Direction 1 :: Reproduce the listing unchanged, from its first line through the line containing "delete-label: Delete <box>161 74 195 86</box>".

Text passage ::
:::

Testing Concurrent Code With Ruby Fibers
·A second time I stumble upon a situation where I have a method which takes a block, and runs that block in a certain context. This is the Ruby pattern we are all familiar “with” (pun intended):
with_database_connection do |conn|
conn.batch_insert(records)
end
The most familiar usage of this pattern is, of course, with File
objects - we enter a block with the opened file, and the open
method then ensure
s that the file gets closed when we exit the block.
What I found to be tricky, though, is testing that this block creates a certain state and holds that state during the duration of the block. For example: at $company a number of our services use locks of some kind. Implementing locking can be done with “lock objects” or “lock tokens”, in which case your code would likely have a shape like this:
def do_massive_work(on_some_object)
lock = acquire_lock(name: "some_object_#{on_some_object.to_param}")
do_some_work
ensure
lock.release
end
This works fine, and a lock like this is pretty easy to test. For example, with RSpec:
lock = acquire_lock(name: "lock1")
expect {
acquire_lock(name: "lock1")
}.to raise_error(Locked)
lock.release
expect {
acquire_lock(name: "lock1")
}.not_to raise_error(Locked)
But this kind of API is a bit… wordy. With these lovely with_...
blocks used all over the place it shouldn’t really be necessary - introducing this API beneath the with_..
one feels like doubling your interface surface just for the sake of being able to test your interface.
The particular case I needed this was when I wanted to partake in the (quite neat) feature of MySQL called GET_LOCK() which gives you a user-level named lock token. It is pretty dandy, as you can do this:
SELECT GET_LOCK("object_graph_from_user_123", 2); -- Second argument is how long you are prepared to wait for the lock to become available
UPDATE comments WHERE author_id = 123 SET ...;
UPDATE uploaded_pictures WHERE uploader_id = 123 SET ...;
SELECT RELEASE_LOCK("object_graph_from_user_123");
If you have a task which manipulates an object graph, and you want to have only “one” of that task to run at the same time (networks are hard, and nothing in the world is perfect, but it does mostly work) the GET_LOCK()

:::

Material for this task ::

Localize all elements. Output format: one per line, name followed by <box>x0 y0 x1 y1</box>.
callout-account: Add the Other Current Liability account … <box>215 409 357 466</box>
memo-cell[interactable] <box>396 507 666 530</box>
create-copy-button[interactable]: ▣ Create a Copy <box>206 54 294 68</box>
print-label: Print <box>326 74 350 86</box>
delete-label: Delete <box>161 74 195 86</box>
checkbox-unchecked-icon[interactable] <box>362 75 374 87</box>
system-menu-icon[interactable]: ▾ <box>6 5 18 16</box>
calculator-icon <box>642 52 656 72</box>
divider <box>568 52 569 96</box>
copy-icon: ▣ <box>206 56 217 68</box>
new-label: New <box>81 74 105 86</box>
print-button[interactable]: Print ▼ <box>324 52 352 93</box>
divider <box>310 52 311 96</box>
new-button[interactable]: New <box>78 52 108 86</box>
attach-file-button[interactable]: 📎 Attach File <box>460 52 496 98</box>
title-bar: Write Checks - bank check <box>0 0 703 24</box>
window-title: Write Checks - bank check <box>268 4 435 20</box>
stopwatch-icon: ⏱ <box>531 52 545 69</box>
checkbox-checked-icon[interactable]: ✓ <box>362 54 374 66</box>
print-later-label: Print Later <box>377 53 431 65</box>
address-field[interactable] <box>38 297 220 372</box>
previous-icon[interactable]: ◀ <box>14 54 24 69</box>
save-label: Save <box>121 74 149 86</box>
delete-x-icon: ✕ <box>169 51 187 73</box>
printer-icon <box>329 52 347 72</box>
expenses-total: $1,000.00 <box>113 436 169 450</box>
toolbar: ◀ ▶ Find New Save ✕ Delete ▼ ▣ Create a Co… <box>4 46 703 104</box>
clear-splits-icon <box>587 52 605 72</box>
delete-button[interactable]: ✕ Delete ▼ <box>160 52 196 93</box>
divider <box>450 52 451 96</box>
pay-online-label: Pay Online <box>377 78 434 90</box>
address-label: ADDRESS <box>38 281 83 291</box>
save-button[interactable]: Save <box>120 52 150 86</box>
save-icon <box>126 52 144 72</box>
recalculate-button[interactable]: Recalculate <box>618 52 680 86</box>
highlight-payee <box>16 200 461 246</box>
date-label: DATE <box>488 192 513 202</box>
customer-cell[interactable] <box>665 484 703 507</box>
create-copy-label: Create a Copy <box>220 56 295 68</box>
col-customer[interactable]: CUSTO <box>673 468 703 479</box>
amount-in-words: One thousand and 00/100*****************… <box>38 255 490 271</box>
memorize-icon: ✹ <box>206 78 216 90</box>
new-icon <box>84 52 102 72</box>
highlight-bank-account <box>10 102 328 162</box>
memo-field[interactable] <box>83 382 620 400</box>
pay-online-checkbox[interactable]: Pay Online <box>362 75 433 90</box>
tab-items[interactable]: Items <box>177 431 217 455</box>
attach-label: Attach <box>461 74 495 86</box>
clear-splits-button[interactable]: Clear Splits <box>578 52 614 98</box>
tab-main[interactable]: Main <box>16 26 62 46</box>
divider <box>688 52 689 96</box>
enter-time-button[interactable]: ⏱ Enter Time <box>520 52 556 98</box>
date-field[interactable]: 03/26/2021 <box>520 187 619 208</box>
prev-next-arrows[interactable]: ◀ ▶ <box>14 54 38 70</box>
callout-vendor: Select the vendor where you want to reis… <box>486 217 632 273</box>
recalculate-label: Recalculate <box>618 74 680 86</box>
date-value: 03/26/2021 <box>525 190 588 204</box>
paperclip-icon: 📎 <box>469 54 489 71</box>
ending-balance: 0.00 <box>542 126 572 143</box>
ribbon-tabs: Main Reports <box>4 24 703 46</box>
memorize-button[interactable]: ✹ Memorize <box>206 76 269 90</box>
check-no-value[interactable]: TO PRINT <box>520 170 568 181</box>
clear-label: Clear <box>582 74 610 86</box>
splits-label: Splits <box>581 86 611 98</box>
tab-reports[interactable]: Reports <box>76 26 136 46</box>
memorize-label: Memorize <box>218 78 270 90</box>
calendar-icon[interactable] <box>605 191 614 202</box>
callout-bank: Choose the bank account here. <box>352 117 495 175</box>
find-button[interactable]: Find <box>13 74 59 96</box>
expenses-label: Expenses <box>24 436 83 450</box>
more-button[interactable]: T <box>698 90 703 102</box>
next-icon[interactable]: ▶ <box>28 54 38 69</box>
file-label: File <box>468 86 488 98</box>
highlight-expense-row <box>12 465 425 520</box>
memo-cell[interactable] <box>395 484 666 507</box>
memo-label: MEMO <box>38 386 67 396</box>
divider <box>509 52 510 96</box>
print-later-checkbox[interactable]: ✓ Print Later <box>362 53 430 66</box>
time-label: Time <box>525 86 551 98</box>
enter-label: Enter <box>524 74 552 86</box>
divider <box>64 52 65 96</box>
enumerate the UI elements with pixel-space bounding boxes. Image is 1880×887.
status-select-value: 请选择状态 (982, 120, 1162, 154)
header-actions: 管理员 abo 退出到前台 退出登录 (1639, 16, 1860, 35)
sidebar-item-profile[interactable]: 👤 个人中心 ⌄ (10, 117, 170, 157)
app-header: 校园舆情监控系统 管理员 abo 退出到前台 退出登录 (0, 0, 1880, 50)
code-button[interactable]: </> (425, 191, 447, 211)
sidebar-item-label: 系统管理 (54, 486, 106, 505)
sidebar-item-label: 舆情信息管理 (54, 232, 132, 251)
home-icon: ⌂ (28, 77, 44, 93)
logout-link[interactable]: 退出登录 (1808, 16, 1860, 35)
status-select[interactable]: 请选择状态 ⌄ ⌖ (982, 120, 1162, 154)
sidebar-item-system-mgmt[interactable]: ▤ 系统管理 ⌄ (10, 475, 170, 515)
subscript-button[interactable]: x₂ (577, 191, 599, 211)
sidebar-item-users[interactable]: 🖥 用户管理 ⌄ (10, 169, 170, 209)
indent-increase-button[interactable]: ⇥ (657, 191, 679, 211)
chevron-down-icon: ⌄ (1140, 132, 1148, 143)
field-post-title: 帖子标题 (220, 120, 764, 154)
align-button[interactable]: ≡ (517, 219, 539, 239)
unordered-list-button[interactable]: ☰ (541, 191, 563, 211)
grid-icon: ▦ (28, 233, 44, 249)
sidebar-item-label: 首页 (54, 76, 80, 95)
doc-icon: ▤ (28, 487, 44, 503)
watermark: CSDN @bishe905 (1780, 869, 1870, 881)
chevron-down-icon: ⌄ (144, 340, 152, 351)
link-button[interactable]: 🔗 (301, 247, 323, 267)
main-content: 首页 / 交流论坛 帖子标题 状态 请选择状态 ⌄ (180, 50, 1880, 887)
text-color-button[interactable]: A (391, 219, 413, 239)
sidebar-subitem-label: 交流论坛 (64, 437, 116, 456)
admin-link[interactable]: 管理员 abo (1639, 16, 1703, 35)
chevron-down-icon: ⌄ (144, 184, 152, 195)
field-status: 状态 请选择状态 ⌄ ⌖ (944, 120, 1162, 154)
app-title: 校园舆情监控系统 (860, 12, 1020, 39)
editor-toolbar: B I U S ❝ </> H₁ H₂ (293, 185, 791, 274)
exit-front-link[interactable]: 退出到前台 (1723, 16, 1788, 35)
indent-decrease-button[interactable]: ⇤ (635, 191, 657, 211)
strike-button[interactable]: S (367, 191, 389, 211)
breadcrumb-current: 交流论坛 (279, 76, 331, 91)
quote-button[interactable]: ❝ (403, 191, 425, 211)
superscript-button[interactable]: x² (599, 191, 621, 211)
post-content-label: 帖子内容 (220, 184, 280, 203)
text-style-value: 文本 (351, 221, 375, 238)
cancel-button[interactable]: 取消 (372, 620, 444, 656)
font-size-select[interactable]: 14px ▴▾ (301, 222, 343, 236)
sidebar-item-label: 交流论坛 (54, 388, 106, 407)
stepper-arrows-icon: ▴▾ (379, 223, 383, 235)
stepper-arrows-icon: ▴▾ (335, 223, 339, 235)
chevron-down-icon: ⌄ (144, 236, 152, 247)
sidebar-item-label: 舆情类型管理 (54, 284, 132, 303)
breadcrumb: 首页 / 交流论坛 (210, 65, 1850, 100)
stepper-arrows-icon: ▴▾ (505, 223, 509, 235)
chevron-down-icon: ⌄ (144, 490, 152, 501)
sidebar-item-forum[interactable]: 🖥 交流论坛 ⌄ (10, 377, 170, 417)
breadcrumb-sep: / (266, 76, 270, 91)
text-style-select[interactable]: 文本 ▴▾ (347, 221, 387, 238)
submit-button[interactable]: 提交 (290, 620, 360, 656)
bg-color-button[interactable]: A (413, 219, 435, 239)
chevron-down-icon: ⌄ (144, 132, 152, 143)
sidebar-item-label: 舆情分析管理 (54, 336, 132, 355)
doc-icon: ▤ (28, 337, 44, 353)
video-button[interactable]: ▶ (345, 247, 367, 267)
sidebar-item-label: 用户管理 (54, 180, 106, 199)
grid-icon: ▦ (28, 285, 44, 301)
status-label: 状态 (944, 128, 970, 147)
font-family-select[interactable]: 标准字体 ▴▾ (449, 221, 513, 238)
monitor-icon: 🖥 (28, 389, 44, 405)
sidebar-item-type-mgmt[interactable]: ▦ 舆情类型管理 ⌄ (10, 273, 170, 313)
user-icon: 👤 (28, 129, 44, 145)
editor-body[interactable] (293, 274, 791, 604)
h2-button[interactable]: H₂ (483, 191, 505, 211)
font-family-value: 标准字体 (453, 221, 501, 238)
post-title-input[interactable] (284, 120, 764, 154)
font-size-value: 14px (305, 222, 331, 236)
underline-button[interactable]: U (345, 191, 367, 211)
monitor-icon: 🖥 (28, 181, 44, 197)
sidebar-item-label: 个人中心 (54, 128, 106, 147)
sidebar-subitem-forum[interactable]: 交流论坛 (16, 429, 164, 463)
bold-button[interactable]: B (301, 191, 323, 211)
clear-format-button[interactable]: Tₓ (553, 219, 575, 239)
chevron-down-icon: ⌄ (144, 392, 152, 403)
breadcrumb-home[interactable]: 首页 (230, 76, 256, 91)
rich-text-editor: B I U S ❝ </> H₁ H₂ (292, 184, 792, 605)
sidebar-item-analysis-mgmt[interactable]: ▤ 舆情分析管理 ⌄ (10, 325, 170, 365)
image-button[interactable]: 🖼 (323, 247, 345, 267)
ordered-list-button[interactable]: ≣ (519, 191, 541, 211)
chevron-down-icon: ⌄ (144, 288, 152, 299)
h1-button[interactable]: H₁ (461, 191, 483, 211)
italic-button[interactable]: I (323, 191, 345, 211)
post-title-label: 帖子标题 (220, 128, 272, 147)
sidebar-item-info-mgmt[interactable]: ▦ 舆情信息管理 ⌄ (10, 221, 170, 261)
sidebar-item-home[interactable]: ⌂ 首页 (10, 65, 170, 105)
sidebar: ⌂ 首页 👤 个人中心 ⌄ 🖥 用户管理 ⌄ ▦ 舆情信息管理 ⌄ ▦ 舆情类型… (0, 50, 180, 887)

:::

Direction 2 :: In the Ruby fibers text, name every method called inside the body of the do_massive_work definition.

Task output 1 ::
Localize all elements. Output format: one per line, name followed by <box>x0 y0 x1 y1</box>.
callout-account: Add the Other Current Liability account … <box>215 409 357 466</box>
memo-cell[interactable] <box>396 507 666 530</box>
create-copy-button[interactable]: ▣ Create a Copy <box>206 54 294 68</box>
print-label: Print <box>326 74 350 86</box>
delete-label: Delete <box>161 74 195 86</box>

Task output 2 ::
acquire_lock
to_param
do_some_work
release